In the 80s and 90s, IKEA made a huge splash in the world of furniture manufacturing and design. Offering cheap products that looked somewhat high-end made their business model extremely profitable, and they basically took over the planet, one particle board bookcase at a time. Part of the company’s philosophy espouses a sleekness and simplicity common in Scandinavian design. Allen keys, with their recessed heads and elegant drivers, fit right in and were used in most of their unassembled products. Many of their pieces were famous for including everything you need for construction right in the box, enabling the least apt of customers to be able to build their own furniture, in a way. Besides the easy set up, there is also an emotional component to flat pack design. It seems counter intuitive, and IKEA furniture is jokingly famous for breaking up even the strongest of couples, but when someone assembles their own bookcase or sofa, they value that object up to 63% more than if it had been put together for them. It seems, according to studies, that the feeling of accomplishment and pride that comes with assembling your own furniture causes you to just like that furniture more. On the other hand, if the piece is too easy to assemble, then the sense of pride and value is diminished. So the designers have to create a piece that is easy to assemble, but not too easy. Thus is born the “IKEA effect,” in which a customer places a high value on the product due to how much they participate in the process of it’s setup. This often leads to situations where extra parts or a misaligned section causes the customer stress when floundering in the construction of a product advertised as “easy” to assemble that was designed to be fairly tricky.

__________________________________________________

## WHAT YOU NEED TO DO:
1. Can you condense the IKEA passage's paragraph beginning "In the 80s and 90s" into a short bulleted list that keeps its main facts?
2. Could you take the IKEA passage further, continuing after its last sentence?

__________________________________________________

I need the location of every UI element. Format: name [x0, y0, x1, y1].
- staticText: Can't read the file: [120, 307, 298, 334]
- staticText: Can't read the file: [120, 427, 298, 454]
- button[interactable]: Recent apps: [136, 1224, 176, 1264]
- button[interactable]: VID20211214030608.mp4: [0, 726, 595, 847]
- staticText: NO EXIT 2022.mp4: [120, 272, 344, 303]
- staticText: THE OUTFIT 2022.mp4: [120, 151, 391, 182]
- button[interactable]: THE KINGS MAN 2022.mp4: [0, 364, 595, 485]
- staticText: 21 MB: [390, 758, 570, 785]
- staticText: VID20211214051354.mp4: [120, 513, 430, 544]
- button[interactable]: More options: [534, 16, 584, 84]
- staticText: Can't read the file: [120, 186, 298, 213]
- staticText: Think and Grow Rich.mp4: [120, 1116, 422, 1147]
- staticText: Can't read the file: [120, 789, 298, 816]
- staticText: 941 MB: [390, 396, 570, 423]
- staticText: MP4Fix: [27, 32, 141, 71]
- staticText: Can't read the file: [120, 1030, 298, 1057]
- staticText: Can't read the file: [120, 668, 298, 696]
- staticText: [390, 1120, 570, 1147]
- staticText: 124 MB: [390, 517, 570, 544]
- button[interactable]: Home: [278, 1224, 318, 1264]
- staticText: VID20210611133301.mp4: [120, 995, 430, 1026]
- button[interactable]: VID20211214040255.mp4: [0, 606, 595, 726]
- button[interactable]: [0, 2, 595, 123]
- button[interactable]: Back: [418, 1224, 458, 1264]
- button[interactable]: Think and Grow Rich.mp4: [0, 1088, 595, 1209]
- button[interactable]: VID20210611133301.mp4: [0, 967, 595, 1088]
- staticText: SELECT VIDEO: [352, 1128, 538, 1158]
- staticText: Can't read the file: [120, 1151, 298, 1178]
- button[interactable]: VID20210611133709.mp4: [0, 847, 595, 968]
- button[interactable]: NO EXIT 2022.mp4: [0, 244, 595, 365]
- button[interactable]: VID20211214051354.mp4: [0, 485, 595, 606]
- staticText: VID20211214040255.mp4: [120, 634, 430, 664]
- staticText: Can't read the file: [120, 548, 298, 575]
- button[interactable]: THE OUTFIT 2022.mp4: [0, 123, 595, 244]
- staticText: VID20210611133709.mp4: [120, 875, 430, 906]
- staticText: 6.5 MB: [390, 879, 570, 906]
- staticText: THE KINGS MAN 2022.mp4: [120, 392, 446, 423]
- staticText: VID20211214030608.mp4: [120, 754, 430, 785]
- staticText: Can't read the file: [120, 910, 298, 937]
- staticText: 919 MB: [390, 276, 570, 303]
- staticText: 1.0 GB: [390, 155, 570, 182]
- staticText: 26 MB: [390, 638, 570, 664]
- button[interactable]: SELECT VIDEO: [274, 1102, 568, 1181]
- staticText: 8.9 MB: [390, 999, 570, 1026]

__________________________________________________

## ANSWER SET:
1.
- In the 80s and 90s, IKEA made a huge splash in furniture manufacturing and design, selling cheap products that looked somewhat high-end. The model was extremely profitable and spread worldwide.
- The company favors the sleekness and simplicity of Scandinavian design. Allen keys fit that style and were used in most unassembled products.
- Many pieces came with everything needed for construction in the box, so even the least apt customers could build their own furniture.
- Flat pack design also has an emotional side. People value furniture they assemble themselves up to 63% more, because of the pride and sense of accomplishment.
- If assembly is too easy, that pride and value diminish, so designers aim for pieces that are easy to assemble, but not too easy.
- This is the "IKEA effect": customers value a product more the more they take part in setting it up.
- It often causes stress when extra parts or a misaligned section trip up customers building a product advertised as "easy" but designed to be fairly tricky.

2.
So with every turn of the hexagonal tool, we can remember Mr Allen building an empire. We can fall in love with our new flat-pack computer desk. And we can wonder, what’s next? As one day, technology will advance again and even the Allen Screw will be a thing of the past (IKEA is already promising a new line of snap-together furniture that uses no fasteners at all).

But for now, remember that little L-shaped wrench, jangling around with the batteries and tape dispensers, and all the lives it both changed and saved on its way to the back of that drawer. Later, makers!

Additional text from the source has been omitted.